[EXTRACT PROVIDED]
Kathryn Osterman (May 5, 1883 – August 29, 1956) was an American comic vaudeville actress on stage and in silent films.

==Early life==
Kathryn Osterman was born in Toledo, Ohio, one of the six daughters of M. D. Osterman and Margarete O'Connor Osterman. Several of her sisters were also actresses, including Lillian Osterman and Anna Belmont.

==Career==
===Stage===
In a 1915 article for Green Book magazine, Osterman wrote, "I have been on the stage for years and years – so long I won't tell about it – and every succeeding season has opened up new and wonderful realms of knowledge to me, and has taught me how little I knew before." Her stage appearances, mostly in touring companies, included roles in The Girl in the Taxi, What Happened to Jones (1897), Miss Petticoats (1903), Piff, Paff, Pouf (1905), The Girl Who Looks Like Me (1907), The Night of the Play (1908–1909), and Modest Suzanne (1912). She also appeared in vaudeville.
[/EXTRACT PROVIDED]
[DATA RECORDS]
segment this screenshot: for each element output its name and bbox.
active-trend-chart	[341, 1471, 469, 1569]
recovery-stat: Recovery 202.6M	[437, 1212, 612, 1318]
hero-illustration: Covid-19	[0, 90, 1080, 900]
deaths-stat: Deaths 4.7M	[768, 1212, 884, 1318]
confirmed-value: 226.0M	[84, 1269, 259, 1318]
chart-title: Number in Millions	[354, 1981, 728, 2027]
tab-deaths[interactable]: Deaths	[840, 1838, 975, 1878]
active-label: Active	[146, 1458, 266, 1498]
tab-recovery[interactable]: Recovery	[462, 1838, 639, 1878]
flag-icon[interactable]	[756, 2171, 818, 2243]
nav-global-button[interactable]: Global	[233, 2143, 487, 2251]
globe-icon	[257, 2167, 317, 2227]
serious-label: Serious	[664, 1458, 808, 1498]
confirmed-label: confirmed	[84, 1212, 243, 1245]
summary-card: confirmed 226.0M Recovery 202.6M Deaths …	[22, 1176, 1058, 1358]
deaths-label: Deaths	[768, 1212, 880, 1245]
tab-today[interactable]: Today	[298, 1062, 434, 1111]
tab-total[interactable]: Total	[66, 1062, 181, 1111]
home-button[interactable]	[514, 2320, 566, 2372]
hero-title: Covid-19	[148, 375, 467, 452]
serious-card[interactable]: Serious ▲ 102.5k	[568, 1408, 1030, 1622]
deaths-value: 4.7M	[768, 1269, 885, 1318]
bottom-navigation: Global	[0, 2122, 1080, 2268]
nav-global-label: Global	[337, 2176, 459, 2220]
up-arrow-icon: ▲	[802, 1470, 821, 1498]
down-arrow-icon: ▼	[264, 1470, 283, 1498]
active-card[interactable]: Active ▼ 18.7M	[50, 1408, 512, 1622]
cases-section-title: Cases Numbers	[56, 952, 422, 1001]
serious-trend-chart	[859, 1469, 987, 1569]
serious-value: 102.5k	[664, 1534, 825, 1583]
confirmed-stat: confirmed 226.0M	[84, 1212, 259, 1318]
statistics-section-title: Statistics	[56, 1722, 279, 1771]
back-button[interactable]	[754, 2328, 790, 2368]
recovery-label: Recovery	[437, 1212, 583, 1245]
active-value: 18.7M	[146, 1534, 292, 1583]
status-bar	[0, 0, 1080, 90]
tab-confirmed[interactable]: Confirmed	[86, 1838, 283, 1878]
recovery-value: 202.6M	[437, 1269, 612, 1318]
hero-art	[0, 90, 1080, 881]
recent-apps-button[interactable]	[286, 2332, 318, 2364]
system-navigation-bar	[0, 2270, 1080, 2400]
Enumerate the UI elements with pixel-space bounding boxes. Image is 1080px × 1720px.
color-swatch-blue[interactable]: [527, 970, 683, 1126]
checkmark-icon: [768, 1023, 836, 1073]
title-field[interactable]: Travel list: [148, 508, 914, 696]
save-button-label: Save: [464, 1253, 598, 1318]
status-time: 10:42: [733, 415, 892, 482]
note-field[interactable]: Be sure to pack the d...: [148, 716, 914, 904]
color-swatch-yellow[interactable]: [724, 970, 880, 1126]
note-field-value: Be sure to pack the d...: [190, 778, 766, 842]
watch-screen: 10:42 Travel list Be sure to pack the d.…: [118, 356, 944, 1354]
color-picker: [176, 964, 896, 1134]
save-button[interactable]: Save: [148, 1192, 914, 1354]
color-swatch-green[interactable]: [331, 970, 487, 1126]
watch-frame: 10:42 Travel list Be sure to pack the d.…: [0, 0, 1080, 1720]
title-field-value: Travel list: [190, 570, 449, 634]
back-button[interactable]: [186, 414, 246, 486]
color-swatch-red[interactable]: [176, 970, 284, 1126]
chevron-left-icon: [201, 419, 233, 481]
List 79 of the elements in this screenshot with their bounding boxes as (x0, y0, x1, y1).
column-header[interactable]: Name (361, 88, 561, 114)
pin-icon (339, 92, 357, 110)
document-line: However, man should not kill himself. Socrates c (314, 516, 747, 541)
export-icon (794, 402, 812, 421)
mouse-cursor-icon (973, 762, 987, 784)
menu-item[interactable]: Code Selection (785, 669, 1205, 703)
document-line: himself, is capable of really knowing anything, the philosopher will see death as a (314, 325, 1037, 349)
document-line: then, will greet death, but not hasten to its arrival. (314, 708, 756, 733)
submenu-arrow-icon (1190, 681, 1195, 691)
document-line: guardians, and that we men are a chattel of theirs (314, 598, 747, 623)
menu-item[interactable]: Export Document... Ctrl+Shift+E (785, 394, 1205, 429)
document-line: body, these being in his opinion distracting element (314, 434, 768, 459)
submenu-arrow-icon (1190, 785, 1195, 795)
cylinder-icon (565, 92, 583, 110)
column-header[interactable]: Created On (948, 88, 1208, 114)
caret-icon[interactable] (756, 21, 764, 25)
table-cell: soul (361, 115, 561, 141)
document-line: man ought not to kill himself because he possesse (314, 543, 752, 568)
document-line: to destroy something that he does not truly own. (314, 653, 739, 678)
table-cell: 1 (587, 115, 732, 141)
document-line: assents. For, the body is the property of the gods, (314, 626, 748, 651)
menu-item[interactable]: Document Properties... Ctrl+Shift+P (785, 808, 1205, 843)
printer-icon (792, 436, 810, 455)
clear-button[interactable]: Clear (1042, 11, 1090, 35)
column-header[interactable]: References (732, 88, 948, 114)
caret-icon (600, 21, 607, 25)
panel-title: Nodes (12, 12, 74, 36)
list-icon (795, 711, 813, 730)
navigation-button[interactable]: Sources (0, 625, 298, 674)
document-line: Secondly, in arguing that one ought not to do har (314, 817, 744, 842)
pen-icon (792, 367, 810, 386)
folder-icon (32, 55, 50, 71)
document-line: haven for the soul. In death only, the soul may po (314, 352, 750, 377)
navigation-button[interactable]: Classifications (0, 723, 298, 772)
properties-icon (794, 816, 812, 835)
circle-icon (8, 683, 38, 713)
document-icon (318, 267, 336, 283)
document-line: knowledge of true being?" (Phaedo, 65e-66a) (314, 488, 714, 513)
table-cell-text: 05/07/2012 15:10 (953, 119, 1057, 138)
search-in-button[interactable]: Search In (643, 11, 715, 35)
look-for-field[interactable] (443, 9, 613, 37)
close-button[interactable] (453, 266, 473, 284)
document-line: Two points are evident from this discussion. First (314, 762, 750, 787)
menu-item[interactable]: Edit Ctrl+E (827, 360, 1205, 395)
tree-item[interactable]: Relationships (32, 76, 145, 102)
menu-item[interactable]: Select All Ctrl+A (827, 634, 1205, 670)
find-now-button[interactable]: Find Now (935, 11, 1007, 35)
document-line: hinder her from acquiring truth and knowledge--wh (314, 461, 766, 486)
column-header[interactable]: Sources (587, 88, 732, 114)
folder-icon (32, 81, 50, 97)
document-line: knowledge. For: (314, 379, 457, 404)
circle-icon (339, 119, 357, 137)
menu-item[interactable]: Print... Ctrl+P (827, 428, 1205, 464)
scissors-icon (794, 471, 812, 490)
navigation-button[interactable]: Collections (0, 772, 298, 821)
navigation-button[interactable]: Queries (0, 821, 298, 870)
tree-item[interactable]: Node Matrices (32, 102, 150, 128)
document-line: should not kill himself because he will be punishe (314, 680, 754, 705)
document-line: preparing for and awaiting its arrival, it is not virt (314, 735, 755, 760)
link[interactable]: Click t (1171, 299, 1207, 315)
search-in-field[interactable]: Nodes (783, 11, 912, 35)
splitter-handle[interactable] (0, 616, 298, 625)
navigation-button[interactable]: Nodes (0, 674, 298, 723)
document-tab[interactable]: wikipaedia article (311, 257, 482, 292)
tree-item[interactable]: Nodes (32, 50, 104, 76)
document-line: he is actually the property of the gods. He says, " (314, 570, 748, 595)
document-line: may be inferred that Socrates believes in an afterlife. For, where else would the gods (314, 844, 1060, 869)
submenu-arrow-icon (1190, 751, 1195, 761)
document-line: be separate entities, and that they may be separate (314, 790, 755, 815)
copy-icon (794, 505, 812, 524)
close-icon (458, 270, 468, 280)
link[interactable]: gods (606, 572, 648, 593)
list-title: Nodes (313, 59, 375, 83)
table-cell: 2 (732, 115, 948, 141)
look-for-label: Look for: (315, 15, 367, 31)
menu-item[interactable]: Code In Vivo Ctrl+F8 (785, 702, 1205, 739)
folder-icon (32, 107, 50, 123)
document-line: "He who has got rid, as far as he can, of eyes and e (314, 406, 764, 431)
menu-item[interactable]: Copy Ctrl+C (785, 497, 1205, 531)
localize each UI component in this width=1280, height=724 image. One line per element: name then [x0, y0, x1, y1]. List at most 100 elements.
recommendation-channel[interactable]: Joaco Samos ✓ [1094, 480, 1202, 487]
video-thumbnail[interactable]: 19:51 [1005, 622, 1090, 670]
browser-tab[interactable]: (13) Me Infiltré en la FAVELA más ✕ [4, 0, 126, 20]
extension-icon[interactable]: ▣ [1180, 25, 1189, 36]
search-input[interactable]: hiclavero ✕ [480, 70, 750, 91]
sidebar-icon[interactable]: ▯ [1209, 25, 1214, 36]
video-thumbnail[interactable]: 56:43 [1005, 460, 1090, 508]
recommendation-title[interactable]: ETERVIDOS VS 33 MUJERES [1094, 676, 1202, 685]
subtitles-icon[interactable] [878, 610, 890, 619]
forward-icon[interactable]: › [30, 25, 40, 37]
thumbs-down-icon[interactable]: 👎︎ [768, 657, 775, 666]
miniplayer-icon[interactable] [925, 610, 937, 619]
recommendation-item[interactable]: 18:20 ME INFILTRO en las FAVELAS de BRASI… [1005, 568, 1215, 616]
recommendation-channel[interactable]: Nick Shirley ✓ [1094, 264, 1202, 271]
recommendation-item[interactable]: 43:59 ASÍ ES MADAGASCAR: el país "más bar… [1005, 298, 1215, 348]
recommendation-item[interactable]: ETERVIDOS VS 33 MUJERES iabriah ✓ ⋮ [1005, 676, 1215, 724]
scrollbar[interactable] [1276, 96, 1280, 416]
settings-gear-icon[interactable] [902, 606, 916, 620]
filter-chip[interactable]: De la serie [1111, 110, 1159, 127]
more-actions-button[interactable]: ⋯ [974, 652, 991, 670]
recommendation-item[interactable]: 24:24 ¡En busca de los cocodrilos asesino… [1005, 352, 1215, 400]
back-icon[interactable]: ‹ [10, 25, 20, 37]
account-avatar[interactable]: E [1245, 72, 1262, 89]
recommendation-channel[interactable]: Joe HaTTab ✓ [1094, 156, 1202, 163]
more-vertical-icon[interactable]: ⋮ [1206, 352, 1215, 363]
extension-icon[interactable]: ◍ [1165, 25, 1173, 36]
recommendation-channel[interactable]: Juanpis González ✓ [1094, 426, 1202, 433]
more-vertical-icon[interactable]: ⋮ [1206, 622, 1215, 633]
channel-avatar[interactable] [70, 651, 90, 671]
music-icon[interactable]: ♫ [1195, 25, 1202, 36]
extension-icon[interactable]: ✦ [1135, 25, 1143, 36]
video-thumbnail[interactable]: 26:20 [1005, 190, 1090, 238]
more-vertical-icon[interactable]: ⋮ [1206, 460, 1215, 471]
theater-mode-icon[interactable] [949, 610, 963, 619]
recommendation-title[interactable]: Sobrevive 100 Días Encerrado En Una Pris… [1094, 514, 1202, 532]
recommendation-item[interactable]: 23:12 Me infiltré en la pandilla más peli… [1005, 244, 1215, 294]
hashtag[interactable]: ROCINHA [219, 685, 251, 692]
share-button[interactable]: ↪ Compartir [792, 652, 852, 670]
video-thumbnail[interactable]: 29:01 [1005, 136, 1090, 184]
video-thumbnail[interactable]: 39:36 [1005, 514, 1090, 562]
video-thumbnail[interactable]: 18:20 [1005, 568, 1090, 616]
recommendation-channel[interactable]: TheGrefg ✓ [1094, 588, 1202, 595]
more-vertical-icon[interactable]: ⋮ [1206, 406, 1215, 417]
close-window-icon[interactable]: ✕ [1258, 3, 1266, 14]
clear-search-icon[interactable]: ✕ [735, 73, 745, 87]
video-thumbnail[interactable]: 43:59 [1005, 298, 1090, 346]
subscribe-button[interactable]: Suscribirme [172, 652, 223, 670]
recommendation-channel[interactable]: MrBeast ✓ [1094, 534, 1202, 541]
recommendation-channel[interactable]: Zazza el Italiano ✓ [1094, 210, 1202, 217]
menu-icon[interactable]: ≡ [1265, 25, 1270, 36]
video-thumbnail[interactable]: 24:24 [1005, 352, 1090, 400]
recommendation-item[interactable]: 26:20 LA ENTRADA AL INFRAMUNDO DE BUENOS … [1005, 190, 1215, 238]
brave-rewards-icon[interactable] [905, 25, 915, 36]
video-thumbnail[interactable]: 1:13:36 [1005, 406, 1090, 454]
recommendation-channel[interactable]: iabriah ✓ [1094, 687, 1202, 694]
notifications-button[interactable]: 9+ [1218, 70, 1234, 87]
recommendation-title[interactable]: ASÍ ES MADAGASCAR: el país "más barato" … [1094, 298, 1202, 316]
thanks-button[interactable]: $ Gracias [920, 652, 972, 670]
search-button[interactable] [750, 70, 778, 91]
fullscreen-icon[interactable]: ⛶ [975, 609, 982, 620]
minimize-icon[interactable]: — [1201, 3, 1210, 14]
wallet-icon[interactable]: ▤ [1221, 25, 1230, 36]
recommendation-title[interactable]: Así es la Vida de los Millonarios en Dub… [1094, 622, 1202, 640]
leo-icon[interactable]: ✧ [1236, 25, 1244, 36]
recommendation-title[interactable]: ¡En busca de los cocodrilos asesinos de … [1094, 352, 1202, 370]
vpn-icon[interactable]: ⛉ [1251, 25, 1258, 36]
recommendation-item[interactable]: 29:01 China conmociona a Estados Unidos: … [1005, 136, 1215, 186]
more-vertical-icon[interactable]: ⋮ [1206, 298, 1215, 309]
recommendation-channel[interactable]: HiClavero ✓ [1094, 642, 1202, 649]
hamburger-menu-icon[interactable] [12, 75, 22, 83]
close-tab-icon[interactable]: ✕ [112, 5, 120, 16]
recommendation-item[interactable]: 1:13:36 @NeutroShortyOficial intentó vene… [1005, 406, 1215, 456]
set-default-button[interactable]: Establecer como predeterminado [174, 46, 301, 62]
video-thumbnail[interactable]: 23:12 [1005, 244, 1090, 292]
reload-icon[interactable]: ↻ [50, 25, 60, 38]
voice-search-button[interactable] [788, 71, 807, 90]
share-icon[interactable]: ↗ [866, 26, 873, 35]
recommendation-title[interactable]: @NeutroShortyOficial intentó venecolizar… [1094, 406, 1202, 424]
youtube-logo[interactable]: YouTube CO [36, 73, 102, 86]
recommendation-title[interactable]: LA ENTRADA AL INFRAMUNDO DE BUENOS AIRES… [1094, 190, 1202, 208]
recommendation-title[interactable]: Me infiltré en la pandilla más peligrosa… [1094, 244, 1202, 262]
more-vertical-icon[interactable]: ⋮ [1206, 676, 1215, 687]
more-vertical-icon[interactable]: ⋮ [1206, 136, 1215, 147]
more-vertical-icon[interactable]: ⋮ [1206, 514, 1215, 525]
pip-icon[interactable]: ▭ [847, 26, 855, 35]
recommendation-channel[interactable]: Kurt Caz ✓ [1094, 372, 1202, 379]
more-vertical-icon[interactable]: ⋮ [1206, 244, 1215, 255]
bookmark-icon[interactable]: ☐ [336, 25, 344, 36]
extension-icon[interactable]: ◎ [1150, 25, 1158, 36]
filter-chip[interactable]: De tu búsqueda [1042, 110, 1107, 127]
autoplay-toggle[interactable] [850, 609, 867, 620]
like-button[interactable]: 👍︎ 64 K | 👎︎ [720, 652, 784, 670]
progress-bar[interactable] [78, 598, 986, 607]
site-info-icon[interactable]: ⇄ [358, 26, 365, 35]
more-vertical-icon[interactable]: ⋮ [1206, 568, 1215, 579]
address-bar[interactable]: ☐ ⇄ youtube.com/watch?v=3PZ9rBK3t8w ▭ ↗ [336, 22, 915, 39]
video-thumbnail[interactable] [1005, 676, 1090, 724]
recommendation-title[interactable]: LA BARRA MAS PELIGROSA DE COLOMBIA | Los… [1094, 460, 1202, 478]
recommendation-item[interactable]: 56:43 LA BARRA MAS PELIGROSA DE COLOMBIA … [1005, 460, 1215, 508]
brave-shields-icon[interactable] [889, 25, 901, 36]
[/DATA RECORDS]
**ACTIVITY:** Summarize the text on Kathryn Osterman in two sentences.

**RESULT OF THE EXERCISE:** Kathryn Osterman (1883–1956) was an American comic vaudeville actress who worked on stage and in silent films, born in Toledo, Ohio, as one of six daughters, several of whom were also actresses. Her stage work, mostly in touring companies, included roles in productions such as What Happened to Jones, Miss Petticoats, and Modest Suzanne, and she also appeared in vaudeville.